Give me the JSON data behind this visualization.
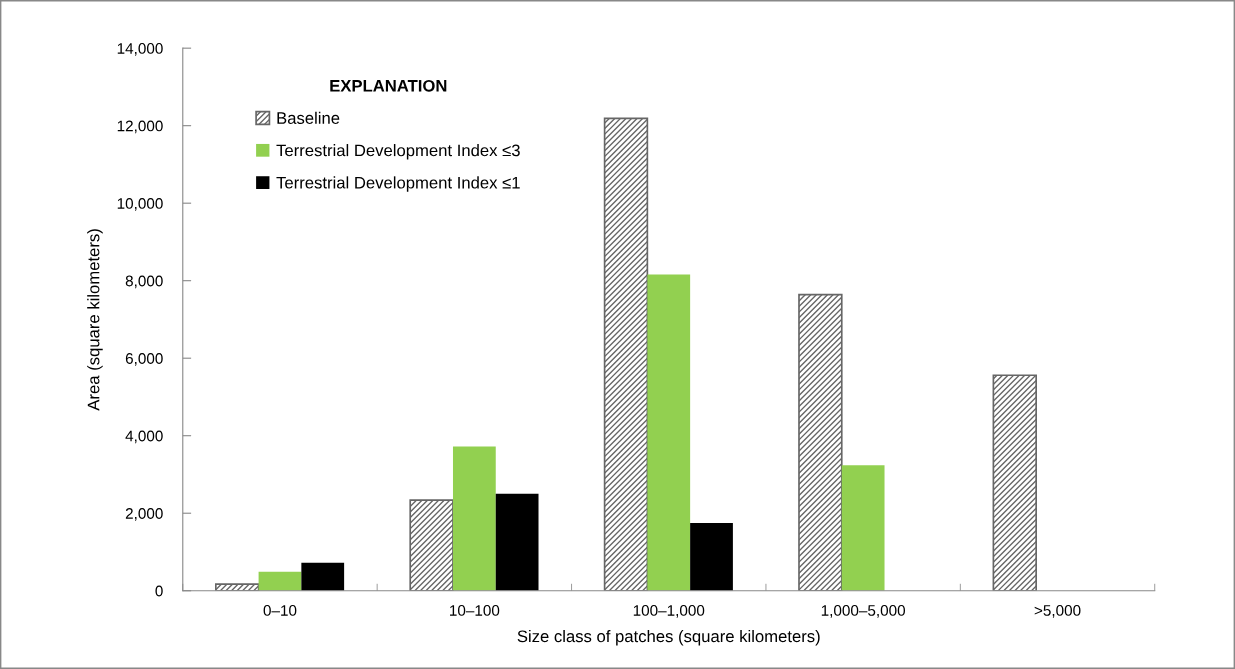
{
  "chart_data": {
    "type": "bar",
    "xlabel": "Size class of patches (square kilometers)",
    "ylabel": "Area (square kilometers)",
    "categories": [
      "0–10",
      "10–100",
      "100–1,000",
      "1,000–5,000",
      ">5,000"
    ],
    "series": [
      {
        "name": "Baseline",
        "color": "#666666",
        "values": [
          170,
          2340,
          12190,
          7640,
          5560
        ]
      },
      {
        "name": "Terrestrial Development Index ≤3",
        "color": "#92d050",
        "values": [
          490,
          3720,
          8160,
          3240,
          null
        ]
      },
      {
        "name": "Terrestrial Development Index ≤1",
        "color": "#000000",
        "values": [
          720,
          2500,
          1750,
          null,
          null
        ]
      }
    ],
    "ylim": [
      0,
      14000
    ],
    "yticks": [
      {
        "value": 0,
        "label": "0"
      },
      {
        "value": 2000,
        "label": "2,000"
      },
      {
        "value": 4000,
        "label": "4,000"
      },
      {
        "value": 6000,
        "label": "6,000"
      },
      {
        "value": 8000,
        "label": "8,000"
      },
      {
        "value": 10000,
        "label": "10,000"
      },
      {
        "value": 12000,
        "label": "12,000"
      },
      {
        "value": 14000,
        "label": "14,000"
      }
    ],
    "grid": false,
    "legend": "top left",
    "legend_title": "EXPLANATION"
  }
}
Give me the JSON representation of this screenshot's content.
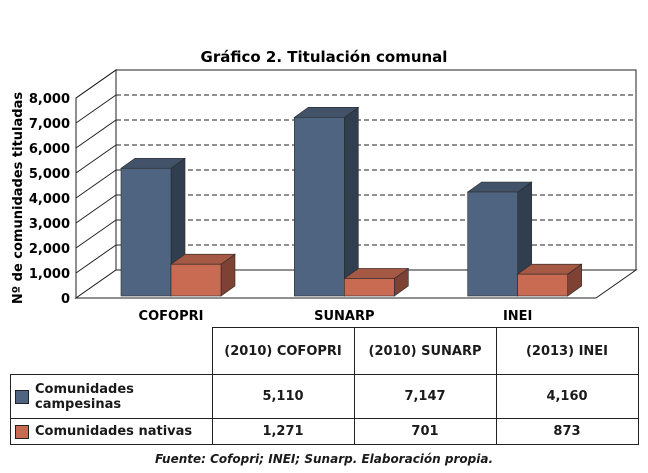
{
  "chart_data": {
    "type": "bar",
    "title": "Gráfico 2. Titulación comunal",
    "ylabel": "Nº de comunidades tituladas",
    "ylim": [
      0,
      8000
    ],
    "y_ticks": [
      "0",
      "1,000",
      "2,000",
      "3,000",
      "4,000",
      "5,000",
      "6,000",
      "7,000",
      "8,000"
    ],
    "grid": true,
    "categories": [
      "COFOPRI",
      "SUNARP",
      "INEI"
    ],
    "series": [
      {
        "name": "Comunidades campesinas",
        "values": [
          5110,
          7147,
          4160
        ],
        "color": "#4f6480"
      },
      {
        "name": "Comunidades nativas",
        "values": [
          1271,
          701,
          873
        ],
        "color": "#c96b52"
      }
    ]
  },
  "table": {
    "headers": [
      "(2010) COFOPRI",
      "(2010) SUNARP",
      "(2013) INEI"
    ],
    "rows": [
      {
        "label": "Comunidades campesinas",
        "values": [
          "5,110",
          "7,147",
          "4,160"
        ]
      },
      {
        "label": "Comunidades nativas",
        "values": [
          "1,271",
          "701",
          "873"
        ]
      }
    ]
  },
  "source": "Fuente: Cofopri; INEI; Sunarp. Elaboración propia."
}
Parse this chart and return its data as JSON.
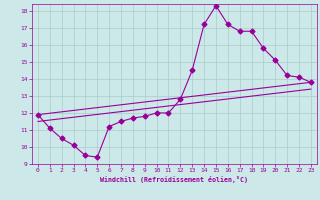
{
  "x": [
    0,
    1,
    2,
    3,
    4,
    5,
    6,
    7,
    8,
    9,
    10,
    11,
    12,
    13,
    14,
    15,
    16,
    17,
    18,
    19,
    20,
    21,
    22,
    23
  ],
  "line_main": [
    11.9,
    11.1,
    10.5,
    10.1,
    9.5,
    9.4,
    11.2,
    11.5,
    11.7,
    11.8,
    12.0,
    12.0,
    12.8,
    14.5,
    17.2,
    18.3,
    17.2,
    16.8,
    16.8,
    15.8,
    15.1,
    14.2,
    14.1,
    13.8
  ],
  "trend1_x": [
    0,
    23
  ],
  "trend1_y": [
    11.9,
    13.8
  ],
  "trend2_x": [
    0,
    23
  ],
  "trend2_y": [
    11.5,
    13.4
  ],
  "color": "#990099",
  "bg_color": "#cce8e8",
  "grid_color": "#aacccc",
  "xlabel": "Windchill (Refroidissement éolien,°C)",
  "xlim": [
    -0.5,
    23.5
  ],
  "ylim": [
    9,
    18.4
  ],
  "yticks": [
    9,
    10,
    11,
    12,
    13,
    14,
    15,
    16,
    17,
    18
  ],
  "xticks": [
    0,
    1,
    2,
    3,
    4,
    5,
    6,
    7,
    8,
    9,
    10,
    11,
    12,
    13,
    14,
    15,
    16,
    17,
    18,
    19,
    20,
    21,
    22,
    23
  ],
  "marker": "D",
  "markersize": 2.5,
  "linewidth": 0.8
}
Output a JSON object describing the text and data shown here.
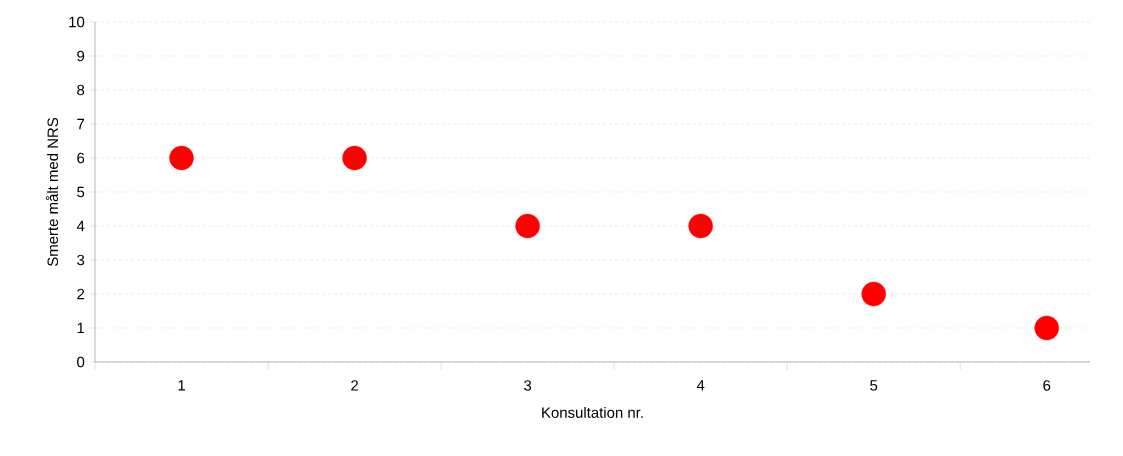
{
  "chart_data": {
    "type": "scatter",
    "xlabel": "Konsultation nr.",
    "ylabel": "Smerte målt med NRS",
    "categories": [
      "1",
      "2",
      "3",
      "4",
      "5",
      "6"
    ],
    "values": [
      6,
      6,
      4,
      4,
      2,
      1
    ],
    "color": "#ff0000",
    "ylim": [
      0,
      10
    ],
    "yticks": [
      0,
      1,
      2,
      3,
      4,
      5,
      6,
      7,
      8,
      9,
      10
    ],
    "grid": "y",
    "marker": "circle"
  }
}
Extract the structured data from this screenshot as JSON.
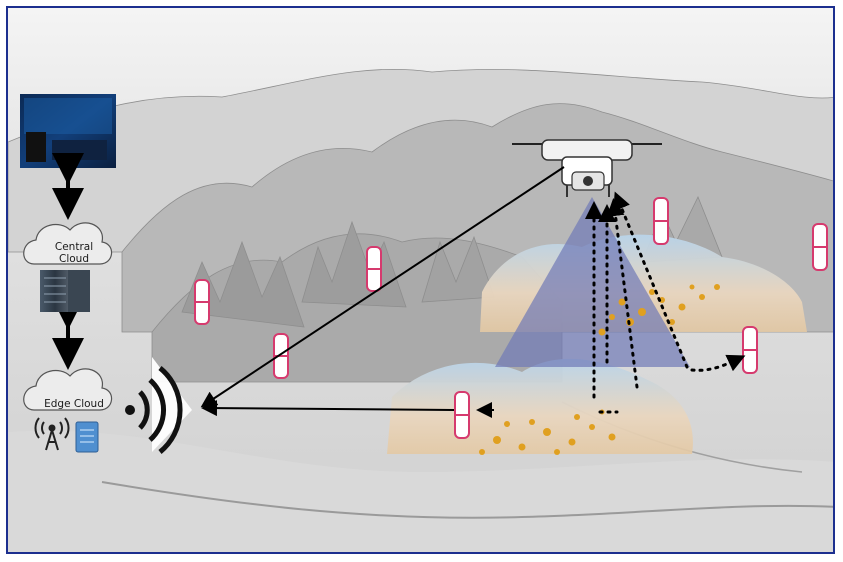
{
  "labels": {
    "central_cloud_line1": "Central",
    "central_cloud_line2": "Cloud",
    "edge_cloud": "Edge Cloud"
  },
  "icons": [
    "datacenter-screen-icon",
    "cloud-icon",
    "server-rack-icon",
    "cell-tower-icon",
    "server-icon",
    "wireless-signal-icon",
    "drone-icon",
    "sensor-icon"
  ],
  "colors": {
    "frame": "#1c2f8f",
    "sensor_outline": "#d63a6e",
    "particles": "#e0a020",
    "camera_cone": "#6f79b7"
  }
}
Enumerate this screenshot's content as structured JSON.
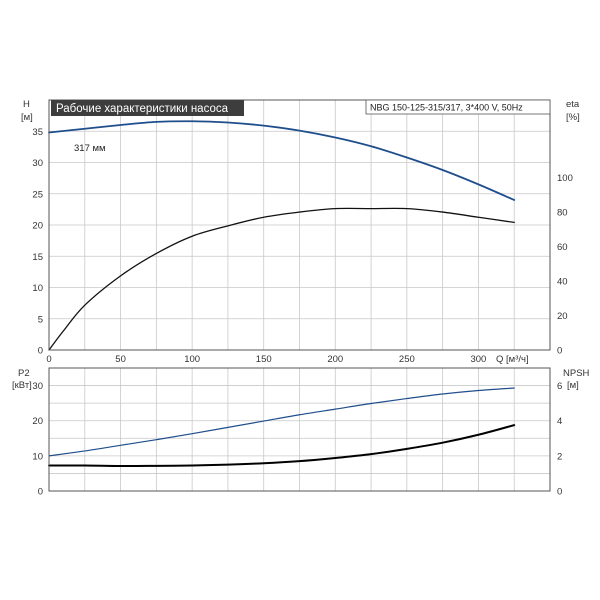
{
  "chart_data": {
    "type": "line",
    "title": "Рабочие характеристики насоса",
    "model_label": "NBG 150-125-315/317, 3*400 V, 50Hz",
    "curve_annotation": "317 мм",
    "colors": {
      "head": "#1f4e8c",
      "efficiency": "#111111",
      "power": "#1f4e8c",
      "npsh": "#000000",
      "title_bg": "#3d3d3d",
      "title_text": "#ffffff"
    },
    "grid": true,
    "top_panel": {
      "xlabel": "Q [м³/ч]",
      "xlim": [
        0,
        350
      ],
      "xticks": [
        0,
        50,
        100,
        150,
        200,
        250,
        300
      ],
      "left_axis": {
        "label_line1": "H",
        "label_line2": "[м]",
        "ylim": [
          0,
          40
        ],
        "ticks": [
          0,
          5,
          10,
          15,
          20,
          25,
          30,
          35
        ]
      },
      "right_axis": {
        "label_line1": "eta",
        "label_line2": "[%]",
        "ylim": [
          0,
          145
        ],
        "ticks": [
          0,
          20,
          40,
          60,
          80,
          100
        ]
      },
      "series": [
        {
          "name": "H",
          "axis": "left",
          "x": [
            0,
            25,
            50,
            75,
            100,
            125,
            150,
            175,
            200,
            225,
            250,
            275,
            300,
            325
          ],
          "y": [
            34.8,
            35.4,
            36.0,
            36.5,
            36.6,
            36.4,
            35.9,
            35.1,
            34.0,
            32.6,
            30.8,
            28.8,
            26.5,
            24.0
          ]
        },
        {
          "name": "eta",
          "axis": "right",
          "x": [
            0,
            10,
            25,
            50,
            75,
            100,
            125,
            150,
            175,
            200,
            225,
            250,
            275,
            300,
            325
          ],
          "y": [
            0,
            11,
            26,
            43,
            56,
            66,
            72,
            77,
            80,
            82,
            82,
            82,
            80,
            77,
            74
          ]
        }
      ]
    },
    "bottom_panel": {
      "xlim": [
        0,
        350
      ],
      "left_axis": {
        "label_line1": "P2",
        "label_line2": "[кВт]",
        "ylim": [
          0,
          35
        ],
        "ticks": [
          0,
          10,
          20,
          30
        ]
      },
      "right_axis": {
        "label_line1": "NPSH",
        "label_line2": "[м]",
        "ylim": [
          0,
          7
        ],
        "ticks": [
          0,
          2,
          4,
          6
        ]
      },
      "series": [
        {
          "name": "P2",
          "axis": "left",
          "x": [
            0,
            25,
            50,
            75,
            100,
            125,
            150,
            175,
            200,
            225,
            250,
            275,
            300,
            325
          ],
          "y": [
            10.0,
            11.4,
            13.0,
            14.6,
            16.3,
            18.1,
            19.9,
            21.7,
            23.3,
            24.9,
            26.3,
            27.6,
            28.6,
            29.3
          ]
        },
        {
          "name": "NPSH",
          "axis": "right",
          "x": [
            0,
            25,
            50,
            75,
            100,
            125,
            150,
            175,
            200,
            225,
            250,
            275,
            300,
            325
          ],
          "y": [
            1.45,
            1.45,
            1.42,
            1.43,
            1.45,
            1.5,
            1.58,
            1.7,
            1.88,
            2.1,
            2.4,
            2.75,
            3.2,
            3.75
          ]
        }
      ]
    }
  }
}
-------
Lines holding the word "campesinas" in the entries above are the ones to pull out. Copy them all.

*Response to the exercise*
        "name": "Comunidades campesinas",
        "label": "Comunidades campesinas",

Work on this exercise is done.